§ **Work required**
Please convert the lines in the items below, from the one containing "footnote-line: (٩) انظر" through the one containing "footnote-line: (٨) (رفع", into a numbered list, leaving out any blank lines.

§ **Information shown**

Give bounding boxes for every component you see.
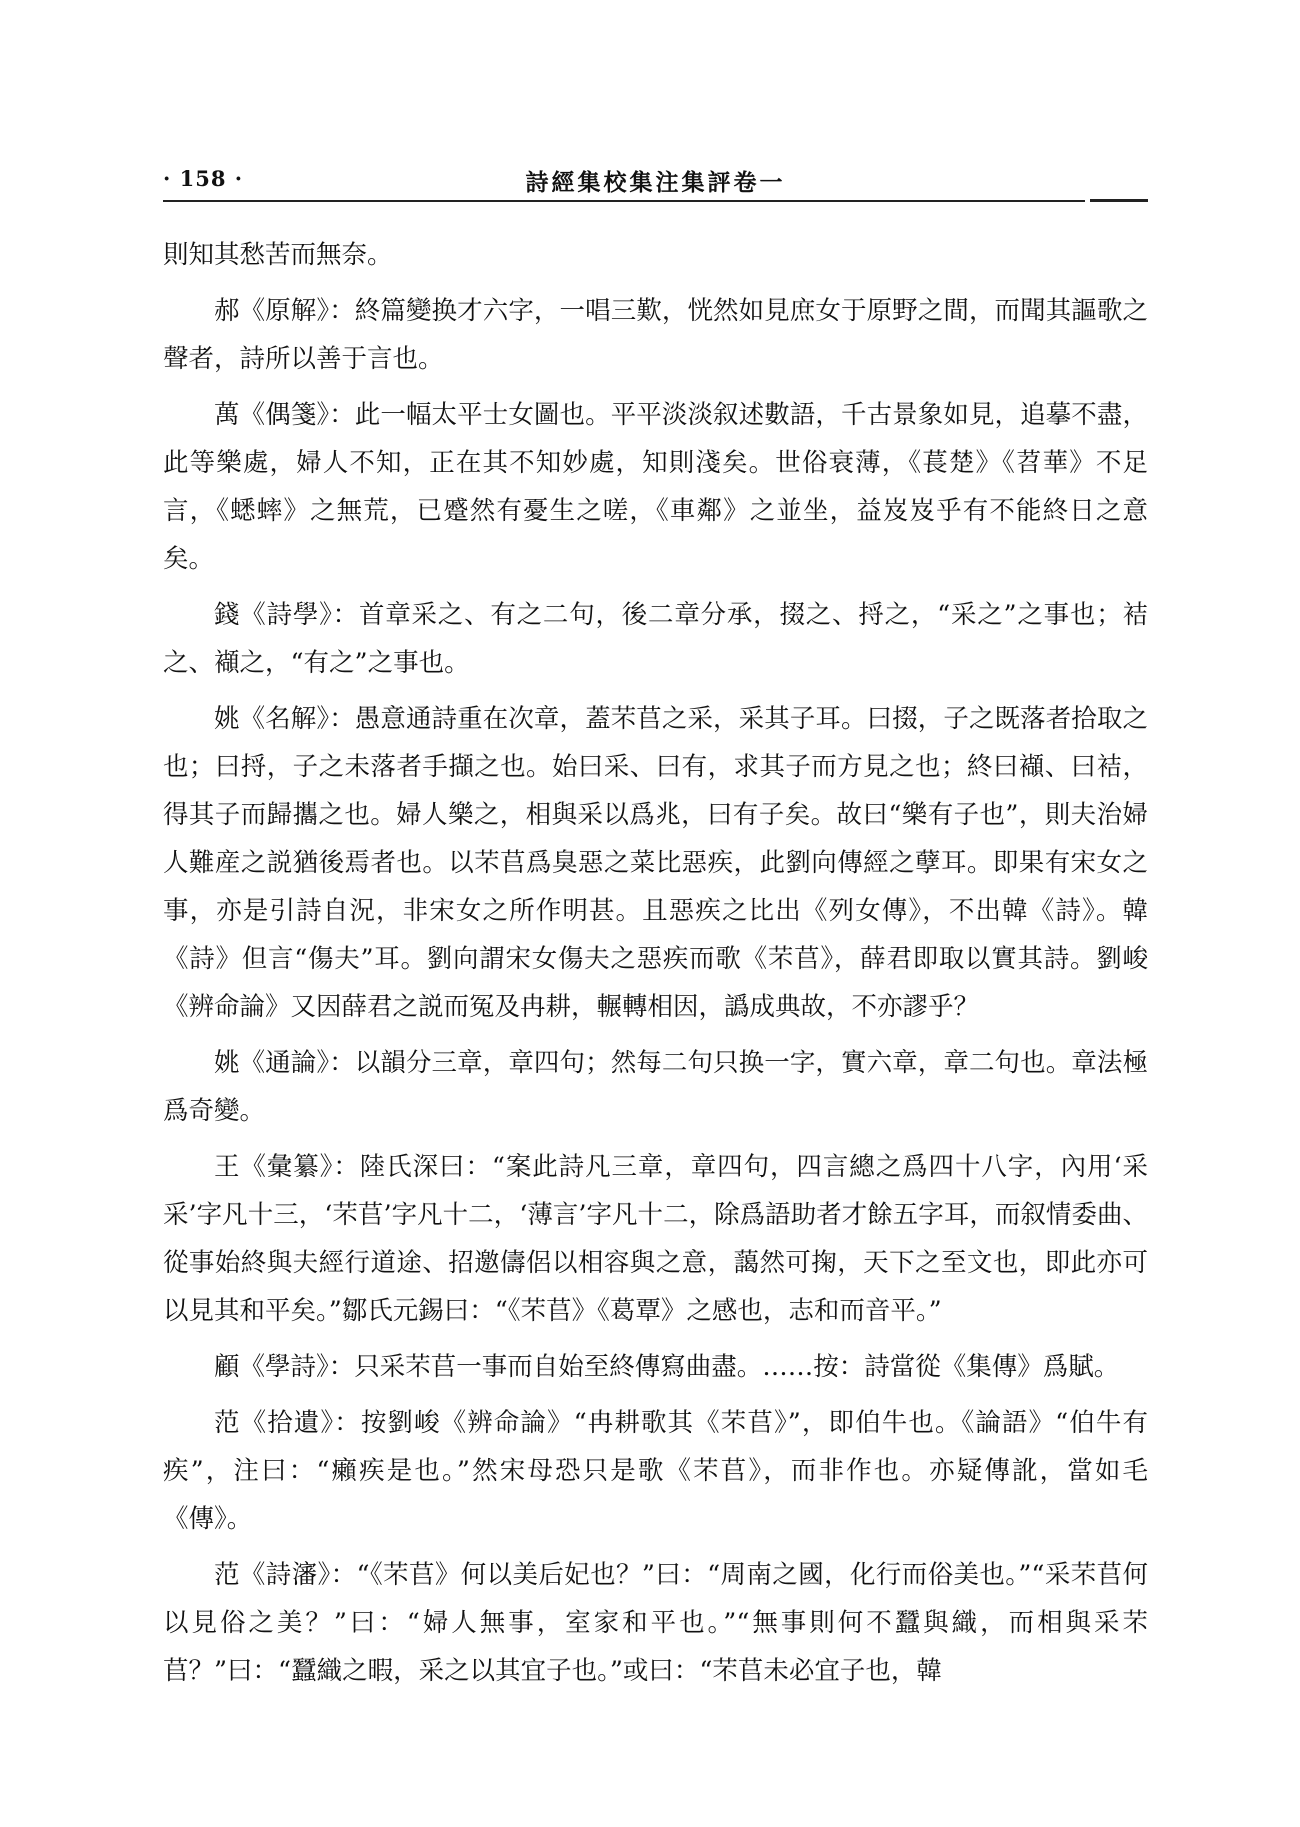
page-number: · 158 · — [163, 166, 244, 191]
header-rule-tail — [1090, 199, 1148, 202]
paragraph-hao-yuanjie: 郝《原解》：終篇變换才六字，一唱三歎，恍然如見庶女于原野之間，而聞其謳歌之聲者，詩所以善于言也。 — [163, 296, 1148, 374]
page-header — [163, 160, 1148, 196]
paragraph-qian-shixue: 錢《詩學》：首章采之、有之二句，後二章分承，掇之、捋之，“采之”之事也；袺之、襭之，“有之”之事也。 — [163, 600, 1148, 678]
paragraph-wang-huizuan: 王《彙纂》：陸氏深曰：“案此詩凡三章，章四句，四言總之爲四十八字，內用‘采采’字凡十三，‘芣苢’字凡十二，‘薄言’字凡十二，除爲語助者才餘五字耳，而叙情委曲、從事始終與夫經行道途、招邀儔侶以相容與之意，藹然可掬，天下之至文也，即此亦可以見其和平矣。”鄒氏元錫曰：“《芣苢》《葛覃》之感也，志和而音平。” — [163, 1152, 1148, 1326]
page-body — [163, 231, 1148, 1703]
header-rule — [163, 200, 1085, 202]
running-title: 詩經集校集注集評卷一 — [525, 169, 786, 196]
paragraph-yao-tonglun: 姚《通論》：以韻分三章，章四句；然每二句只换一字，實六章，章二句也。章法極爲奇變。 — [163, 1048, 1148, 1126]
paragraph-gu-xueshi: 顧《學詩》：只采芣苢一事而自始至終傳寫曲盡。……按：詩當從《集傳》爲賦。 — [214, 1352, 1120, 1382]
paragraph-wan-oujian: 萬《偶箋》：此一幅太平士女圖也。平平淡淡叙述數語，千古景象如見，追摹不盡，此等樂處，婦人不知，正在其不知妙處，知則淺矣。世俗衰薄，《萇楚》《苕華》不足言，《蟋蟀》之無荒，已蹙然有憂生之嗟，《車鄰》之並坐，益岌岌乎有不能終日之意矣。 — [163, 400, 1148, 574]
paragraph-yao-mingjie: 姚《名解》：愚意通詩重在次章，蓋芣苢之采，采其子耳。曰掇，子之既落者拾取之也；曰捋，子之未落者手擷之也。始曰采、曰有，求其子而方見之也；終曰襭、曰袺，得其子而歸攜之也。婦人樂之，相與采以爲兆，曰有子矣。故曰“樂有子也”，則夫治婦人難産之説猶後焉者也。以芣苢爲臭惡之菜比惡疾，此劉向傳經之孽耳。即果有宋女之事，亦是引詩自況，非宋女之所作明甚。且惡疾之比出《列女傳》，不出韓《詩》。韓《詩》但言“傷夫”耳。劉向謂宋女傷夫之惡疾而歌《芣苢》，薛君即取以實其詩。劉峻《辨命論》又因薛君之説而冤及冉耕，輾轉相因，譌成典故，不亦謬乎？ — [163, 704, 1148, 1022]
paragraph-continued: 則知其愁苦而無奈。 — [163, 240, 393, 270]
paragraph-fan-shishen: 范《詩瀋》：“《芣苢》何以美后妃也？”曰：“周南之國，化行而俗美也。”“采芣苢何以見俗之美？”曰：“婦人無事，室家和平也。”“無事則何不蠶與織，而相與采芣苢？”曰：“蠶織之暇，采之以其宜子也。”或曰：“芣苢未必宜子也，韓 — [163, 1560, 1148, 1686]
paragraph-fan-shiyi: 范《拾遺》：按劉峻《辨命論》“冉耕歌其《芣苢》”，即伯牛也。《論語》“伯牛有疾”，注曰：“癩疾是也。”然宋母恐只是歌《芣苢》，而非作也。亦疑傳訛，當如毛《傳》。 — [163, 1408, 1148, 1534]
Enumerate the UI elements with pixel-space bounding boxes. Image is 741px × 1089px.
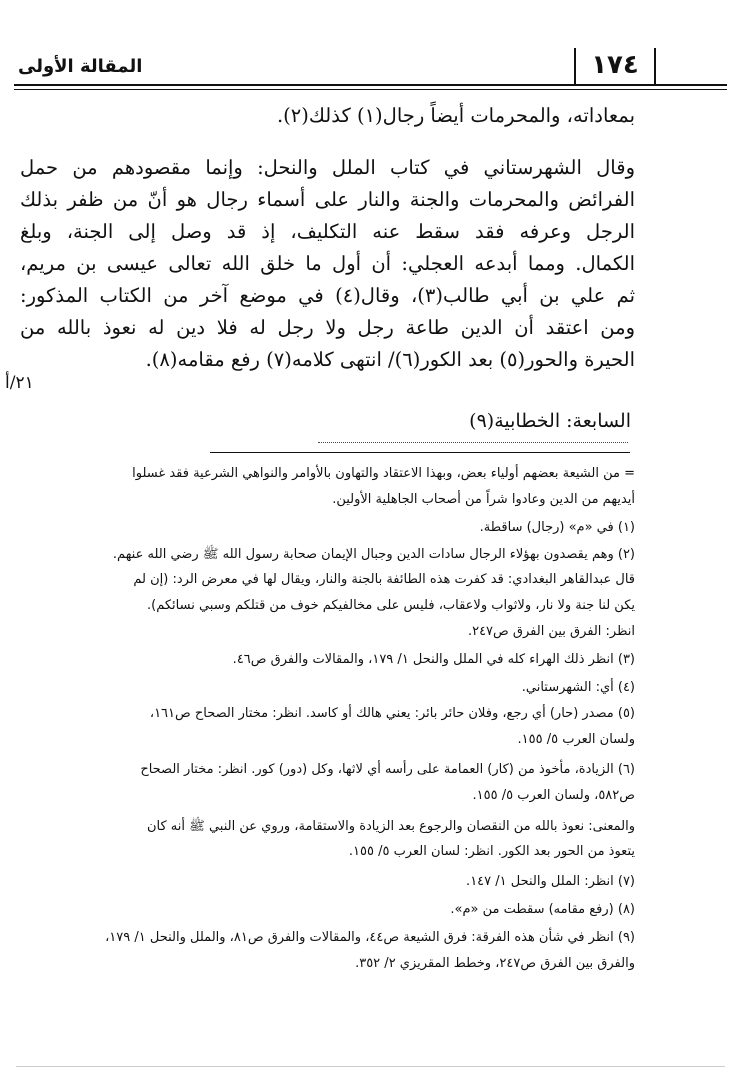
footnote-line: (٩) انظر في شأن هذه الفرقة: فرق الشيعة ص٤٤، والمقالات والفرق ص٨١، والملل والنحل ١/ ١٧٩،	[105, 930, 635, 945]
footnote-line: ولسان العرب ٥/ ١٥٥.	[517, 732, 635, 747]
footnote-line: (٨) (رفع مقامه) سقطت من «م».	[450, 902, 635, 917]
footnote-line: = من الشيعة بعضهم أولياء بعض، وبهذا الاعتقاد والتهاون بالأوامر والنواهي الشرعية فقد غسلوا	[132, 466, 635, 481]
page-number: ١٧٤	[591, 50, 639, 80]
footnote-line: قال عبدالقاهر البغدادي: قد كفرت هذه الطائفة بالجنة والنار، ويقال لها في معرض الرد: (إن لم	[133, 572, 635, 587]
footnote-line: (٧) انظر: الملل والنحل ١/ ١٤٧.	[466, 874, 635, 889]
body-line: وقال الشهرستاني في كتاب الملل والنحل: وإنما مقصودهم من حمل	[20, 156, 635, 179]
footnote-line: ص٥٨٢، ولسان العرب ٥/ ١٥٥.	[472, 788, 635, 803]
footnote-line: والفرق بين الفرق ص٢٤٧، وخطط المقريزي ٢/ ٣٥٢.	[355, 956, 635, 971]
body-line: ثم علي بن أبي طالب(٣)، وقال(٤) في موضع آخر من الكتاب المذكور:	[20, 284, 635, 307]
footnote-separator	[210, 452, 630, 453]
footnote-line: (٤) أي: الشهرستاني.	[521, 680, 635, 695]
page-number-box	[574, 48, 656, 84]
footnote-line: (٦) الزيادة، مأخوذ من (كار) العمامة على رأسه أي لاثها، وكل (دور) كور. انظر: مختار الصحاح	[140, 762, 635, 777]
manuscript-folio-note: ٢١/أ	[5, 373, 34, 393]
body-line: ومن اعتقد أن الدين طاعة رجل ولا رجل له فلا دين له نعوذ بالله من	[20, 316, 635, 339]
page-header	[14, 38, 727, 86]
footnote-line: (١) في «م» (رجال) ساقطة.	[479, 520, 635, 535]
body-line: الكمال. ومما أبدعه العجلي: أن أول ما خلق الله تعالى عيسى بن مريم،	[20, 252, 635, 275]
page-bottom-edge	[16, 1066, 725, 1067]
running-title: المقالة الأولى	[18, 56, 143, 77]
dotted-rule	[318, 442, 628, 443]
footnote-line: والمعنى: نعوذ بالله من النقصان والرجوع بعد الزيادة والاستقامة، وروي عن النبي ﷺ أنه كان	[146, 819, 635, 834]
body-line: الحيرة والحور(٥) بعد الكور(٦)/ انتهى كلامه(٧) رفع مقامه(٨).	[145, 348, 635, 371]
footnote-line: انظر: الفرق بين الفرق ص٢٤٧.	[467, 624, 635, 639]
footnote-line: يكن لنا جنة ولا نار، ولاثواب ولاعقاب، فليس على مخالفيكم خوف من قتلكم وسبي نسائكم).	[147, 598, 635, 613]
footnote-line: (٣) انظر ذلك الهراء كله في الملل والنحل ١/ ١٧٩، والمقالات والفرق ص٤٦.	[232, 652, 635, 667]
header-rule	[14, 84, 727, 86]
header-rule-thin	[14, 89, 727, 90]
footnote-line: يتعوذ من الحور بعد الكور. انظر: لسان العرب ٥/ ١٥٥.	[348, 844, 635, 859]
footnote-line: أيديهم من الدين وعادوا شراً من أصحاب الجاهلية الأولين.	[332, 492, 635, 507]
body-line: بمعاداته، والمحرمات أيضاً رجال(١) كذلك(٢).	[276, 104, 635, 127]
section-heading: السابعة: الخطابية(٩)	[469, 410, 631, 432]
body-line: الفرائض والمحرمات والجنة والنار على أسماء رجال هو أنّ من ظفر بذلك	[20, 188, 635, 211]
footnote-line: (٢) وهم يقصدون بهؤلاء الرجال سادات الدين وجبال الإيمان صحابة رسول الله ﷺ رضي الله عنهم.	[112, 547, 635, 562]
body-line: الرجل وعرفه فقد سقط عنه التكليف، إذ قد وصل إلى الجنة، وبلغ	[20, 220, 635, 243]
footnote-line: (٥) مصدر (حار) أي رجع، وفلان حائر بائر: يعني هالك أو كاسد. انظر: مختار الصحاح ص١٦١،	[149, 706, 635, 721]
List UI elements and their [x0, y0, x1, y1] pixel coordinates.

§ **Result of this exercise**
1. footnote-line: (٩) انظر في شأن هذه الفرقة: فرق الشيعة ص٤٤، والمقالات والفرق ص٨١، والملل والنحل ١/ ١٧٩،	[105, 930, 635, 945]
2. footnote-line: ولسان العرب ٥/ ١٥٥.	[517, 732, 635, 747]
3. footnote-line: (٨) (رفع مقامه) سقطت من «م».	[450, 902, 635, 917]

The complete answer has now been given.